• [Written problem] In each entry, change every "data-point" to "plot-point" and write out the lines again, leaving everything else as it is.

[Element and region listings]

:::

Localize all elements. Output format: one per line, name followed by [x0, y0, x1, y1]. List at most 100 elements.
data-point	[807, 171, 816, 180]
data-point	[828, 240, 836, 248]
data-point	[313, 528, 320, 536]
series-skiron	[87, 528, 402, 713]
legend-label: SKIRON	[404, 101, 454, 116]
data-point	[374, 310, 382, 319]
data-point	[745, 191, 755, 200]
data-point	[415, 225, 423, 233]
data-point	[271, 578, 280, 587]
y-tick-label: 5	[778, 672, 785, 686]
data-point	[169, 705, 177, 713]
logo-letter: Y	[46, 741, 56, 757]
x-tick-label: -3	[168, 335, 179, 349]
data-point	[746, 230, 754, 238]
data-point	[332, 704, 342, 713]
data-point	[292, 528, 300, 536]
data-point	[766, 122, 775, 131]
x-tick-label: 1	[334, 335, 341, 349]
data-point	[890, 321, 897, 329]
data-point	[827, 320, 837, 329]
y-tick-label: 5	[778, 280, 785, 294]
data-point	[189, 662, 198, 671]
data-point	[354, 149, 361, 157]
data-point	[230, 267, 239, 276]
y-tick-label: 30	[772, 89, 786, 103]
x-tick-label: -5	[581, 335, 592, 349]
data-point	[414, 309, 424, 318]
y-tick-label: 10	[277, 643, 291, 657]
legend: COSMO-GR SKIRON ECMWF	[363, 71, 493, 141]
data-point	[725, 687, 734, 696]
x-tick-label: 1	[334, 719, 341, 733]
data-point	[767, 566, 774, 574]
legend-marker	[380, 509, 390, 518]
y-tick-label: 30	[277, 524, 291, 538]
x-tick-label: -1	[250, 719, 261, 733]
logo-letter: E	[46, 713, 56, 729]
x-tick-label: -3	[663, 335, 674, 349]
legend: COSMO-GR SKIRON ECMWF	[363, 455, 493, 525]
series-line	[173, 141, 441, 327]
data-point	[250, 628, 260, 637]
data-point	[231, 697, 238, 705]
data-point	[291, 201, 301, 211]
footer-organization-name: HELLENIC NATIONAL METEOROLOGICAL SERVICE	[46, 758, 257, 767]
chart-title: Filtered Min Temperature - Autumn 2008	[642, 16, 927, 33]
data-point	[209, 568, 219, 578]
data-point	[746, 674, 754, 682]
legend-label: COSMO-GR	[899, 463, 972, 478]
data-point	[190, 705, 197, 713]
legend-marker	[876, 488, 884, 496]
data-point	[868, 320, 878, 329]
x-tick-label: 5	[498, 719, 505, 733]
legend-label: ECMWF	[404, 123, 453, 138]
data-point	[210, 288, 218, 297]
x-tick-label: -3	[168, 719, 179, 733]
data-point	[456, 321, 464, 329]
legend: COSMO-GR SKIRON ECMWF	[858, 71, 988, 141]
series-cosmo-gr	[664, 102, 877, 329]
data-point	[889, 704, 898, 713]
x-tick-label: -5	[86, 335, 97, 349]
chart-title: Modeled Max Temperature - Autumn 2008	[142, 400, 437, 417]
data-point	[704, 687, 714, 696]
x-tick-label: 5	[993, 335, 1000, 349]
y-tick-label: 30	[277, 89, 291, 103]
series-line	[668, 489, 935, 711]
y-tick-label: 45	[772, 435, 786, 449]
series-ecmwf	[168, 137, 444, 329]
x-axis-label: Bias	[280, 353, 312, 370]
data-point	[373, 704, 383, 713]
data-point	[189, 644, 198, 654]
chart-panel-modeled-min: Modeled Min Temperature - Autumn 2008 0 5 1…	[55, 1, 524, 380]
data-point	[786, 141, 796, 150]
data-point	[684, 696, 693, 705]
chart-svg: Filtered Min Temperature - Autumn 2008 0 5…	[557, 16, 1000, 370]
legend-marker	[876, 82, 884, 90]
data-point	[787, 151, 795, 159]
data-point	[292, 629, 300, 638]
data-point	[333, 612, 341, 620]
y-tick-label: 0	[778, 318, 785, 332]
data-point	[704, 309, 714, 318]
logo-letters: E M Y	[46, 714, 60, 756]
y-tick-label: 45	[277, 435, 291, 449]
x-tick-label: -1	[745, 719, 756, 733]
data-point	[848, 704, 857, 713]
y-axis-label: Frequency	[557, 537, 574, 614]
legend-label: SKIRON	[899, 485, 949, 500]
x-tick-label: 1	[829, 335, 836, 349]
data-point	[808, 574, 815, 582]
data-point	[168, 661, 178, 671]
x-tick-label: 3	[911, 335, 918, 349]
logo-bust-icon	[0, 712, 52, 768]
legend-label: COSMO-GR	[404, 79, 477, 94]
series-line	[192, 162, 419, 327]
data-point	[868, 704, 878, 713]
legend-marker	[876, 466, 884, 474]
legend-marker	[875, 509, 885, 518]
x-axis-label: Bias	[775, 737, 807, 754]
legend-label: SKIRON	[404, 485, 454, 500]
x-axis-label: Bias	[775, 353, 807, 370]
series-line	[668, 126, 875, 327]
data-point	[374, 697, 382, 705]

:::

• [Result of this task]
Localize all elements. Output format: one per line, name followed by [x0, y0, x1, y1]. List at most 100 elements.
plot-point	[807, 171, 816, 180]
plot-point	[828, 240, 836, 248]
plot-point	[313, 528, 320, 536]
series-skiron	[87, 528, 402, 713]
legend-label: SKIRON	[404, 101, 454, 116]
plot-point	[374, 310, 382, 319]
plot-point	[745, 191, 755, 200]
plot-point	[415, 225, 423, 233]
plot-point	[271, 578, 280, 587]
y-tick-label: 5	[778, 672, 785, 686]
plot-point	[169, 705, 177, 713]
logo-letter: Y	[46, 741, 56, 757]
x-tick-label: -3	[168, 335, 179, 349]
plot-point	[746, 230, 754, 238]
plot-point	[332, 704, 342, 713]
plot-point	[292, 528, 300, 536]
plot-point	[766, 122, 775, 131]
x-tick-label: 1	[334, 335, 341, 349]
plot-point	[890, 321, 897, 329]
plot-point	[827, 320, 837, 329]
y-tick-label: 5	[778, 280, 785, 294]
plot-point	[189, 662, 198, 671]
plot-point	[354, 149, 361, 157]
plot-point	[230, 267, 239, 276]
y-tick-label: 30	[772, 89, 786, 103]
x-tick-label: -5	[581, 335, 592, 349]
plot-point	[414, 309, 424, 318]
y-tick-label: 10	[277, 643, 291, 657]
legend: COSMO-GR SKIRON ECMWF	[363, 71, 493, 141]
plot-point	[725, 687, 734, 696]
x-tick-label: 1	[334, 719, 341, 733]
plot-point	[767, 566, 774, 574]
legend-marker	[380, 509, 390, 518]
y-tick-label: 30	[277, 524, 291, 538]
x-tick-label: -1	[250, 719, 261, 733]
logo-letter: E	[46, 713, 56, 729]
x-tick-label: -3	[663, 335, 674, 349]
legend: COSMO-GR SKIRON ECMWF	[363, 455, 493, 525]
series-line	[173, 141, 441, 327]
plot-point	[250, 628, 260, 637]
plot-point	[231, 697, 238, 705]
plot-point	[291, 201, 301, 211]
footer-organization-name: HELLENIC NATIONAL METEOROLOGICAL SERVICE	[46, 758, 257, 767]
chart-title: Filtered Min Temperature - Autumn 2008	[642, 16, 927, 33]
plot-point	[209, 568, 219, 578]
plot-point	[746, 674, 754, 682]
legend-label: COSMO-GR	[899, 463, 972, 478]
plot-point	[190, 705, 197, 713]
legend-marker	[876, 488, 884, 496]
plot-point	[868, 320, 878, 329]
x-tick-label: 5	[498, 719, 505, 733]
legend-label: ECMWF	[404, 123, 453, 138]
plot-point	[210, 288, 218, 297]
x-tick-label: -3	[168, 719, 179, 733]
plot-point	[456, 321, 464, 329]
legend: COSMO-GR SKIRON ECMWF	[858, 71, 988, 141]
series-cosmo-gr	[664, 102, 877, 329]
plot-point	[889, 704, 898, 713]
x-tick-label: -5	[86, 335, 97, 349]
chart-title: Modeled Max Temperature - Autumn 2008	[142, 400, 437, 417]
plot-point	[704, 687, 714, 696]
x-tick-label: 5	[993, 335, 1000, 349]
y-tick-label: 30	[277, 89, 291, 103]
series-line	[668, 489, 935, 711]
y-tick-label: 45	[772, 435, 786, 449]
series-ecmwf	[168, 137, 444, 329]
x-axis-label: Bias	[280, 353, 312, 370]
plot-point	[373, 704, 383, 713]
plot-point	[189, 644, 198, 654]
chart-panel-modeled-min: Modeled Min Temperature - Autumn 2008 0 5 1…	[55, 1, 524, 380]
plot-point	[786, 141, 796, 150]
plot-point	[684, 696, 693, 705]
chart-svg: Filtered Min Temperature - Autumn 2008 0 5…	[557, 16, 1000, 370]
legend-marker	[876, 82, 884, 90]
plot-point	[787, 151, 795, 159]
plot-point	[292, 629, 300, 638]
plot-point	[333, 612, 341, 620]
y-tick-label: 0	[778, 318, 785, 332]
plot-point	[704, 309, 714, 318]
logo-letters: E M Y	[46, 714, 60, 756]
y-tick-label: 45	[277, 435, 291, 449]
x-tick-label: -1	[745, 719, 756, 733]
plot-point	[848, 704, 857, 713]
y-axis-label: Frequency	[557, 537, 574, 614]
legend-label: SKIRON	[899, 485, 949, 500]
x-tick-label: 1	[829, 335, 836, 349]
plot-point	[808, 574, 815, 582]
plot-point	[168, 661, 178, 671]
x-tick-label: 3	[911, 335, 918, 349]
logo-bust-icon	[0, 712, 52, 768]
legend-label: COSMO-GR	[404, 79, 477, 94]
series-line	[192, 162, 419, 327]
plot-point	[868, 704, 878, 713]
legend-marker	[876, 466, 884, 474]
legend-marker	[875, 509, 885, 518]
x-axis-label: Bias	[775, 737, 807, 754]
legend-label: SKIRON	[404, 485, 454, 500]
x-axis-label: Bias	[775, 353, 807, 370]
series-line	[668, 126, 875, 327]
plot-point	[374, 697, 382, 705]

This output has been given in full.